[Saved data entries]
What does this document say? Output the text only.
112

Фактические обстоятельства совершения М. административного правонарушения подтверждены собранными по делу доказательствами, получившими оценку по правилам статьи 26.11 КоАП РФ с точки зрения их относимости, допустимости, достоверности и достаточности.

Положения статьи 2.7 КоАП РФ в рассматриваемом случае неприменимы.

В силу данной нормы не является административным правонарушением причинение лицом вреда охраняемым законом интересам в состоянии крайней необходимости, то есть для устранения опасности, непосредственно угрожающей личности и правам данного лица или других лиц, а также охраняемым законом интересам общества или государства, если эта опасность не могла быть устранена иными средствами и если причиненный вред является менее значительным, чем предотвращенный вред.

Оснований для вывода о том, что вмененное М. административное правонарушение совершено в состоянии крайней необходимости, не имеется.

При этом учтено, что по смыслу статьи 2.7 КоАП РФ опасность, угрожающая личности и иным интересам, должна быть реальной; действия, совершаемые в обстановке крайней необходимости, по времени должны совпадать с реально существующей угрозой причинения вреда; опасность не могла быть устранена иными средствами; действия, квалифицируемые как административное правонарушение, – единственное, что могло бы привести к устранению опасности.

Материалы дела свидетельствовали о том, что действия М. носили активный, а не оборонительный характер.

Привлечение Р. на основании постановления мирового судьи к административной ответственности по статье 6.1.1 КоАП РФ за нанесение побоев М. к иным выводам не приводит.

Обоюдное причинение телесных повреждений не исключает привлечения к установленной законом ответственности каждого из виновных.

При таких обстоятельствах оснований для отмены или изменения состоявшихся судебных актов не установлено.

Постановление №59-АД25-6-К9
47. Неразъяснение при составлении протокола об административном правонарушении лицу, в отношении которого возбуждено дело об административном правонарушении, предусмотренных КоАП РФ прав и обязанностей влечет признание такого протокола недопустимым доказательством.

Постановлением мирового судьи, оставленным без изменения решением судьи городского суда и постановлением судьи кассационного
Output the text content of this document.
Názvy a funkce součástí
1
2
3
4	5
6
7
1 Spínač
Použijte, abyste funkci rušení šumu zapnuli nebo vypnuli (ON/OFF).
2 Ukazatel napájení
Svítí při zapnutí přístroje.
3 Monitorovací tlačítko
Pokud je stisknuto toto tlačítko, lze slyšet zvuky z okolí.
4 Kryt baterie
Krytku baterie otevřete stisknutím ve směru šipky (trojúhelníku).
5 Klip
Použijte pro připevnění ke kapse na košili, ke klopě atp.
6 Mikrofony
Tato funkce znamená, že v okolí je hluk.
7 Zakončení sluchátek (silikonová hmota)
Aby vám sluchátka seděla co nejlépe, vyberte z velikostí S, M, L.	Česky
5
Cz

AIM OF THE EXERCISE: From the data, collect all lines where the string "text" appears.

THE RESPONSE:
What does this document say? Output the text only.
Output the text content of this document.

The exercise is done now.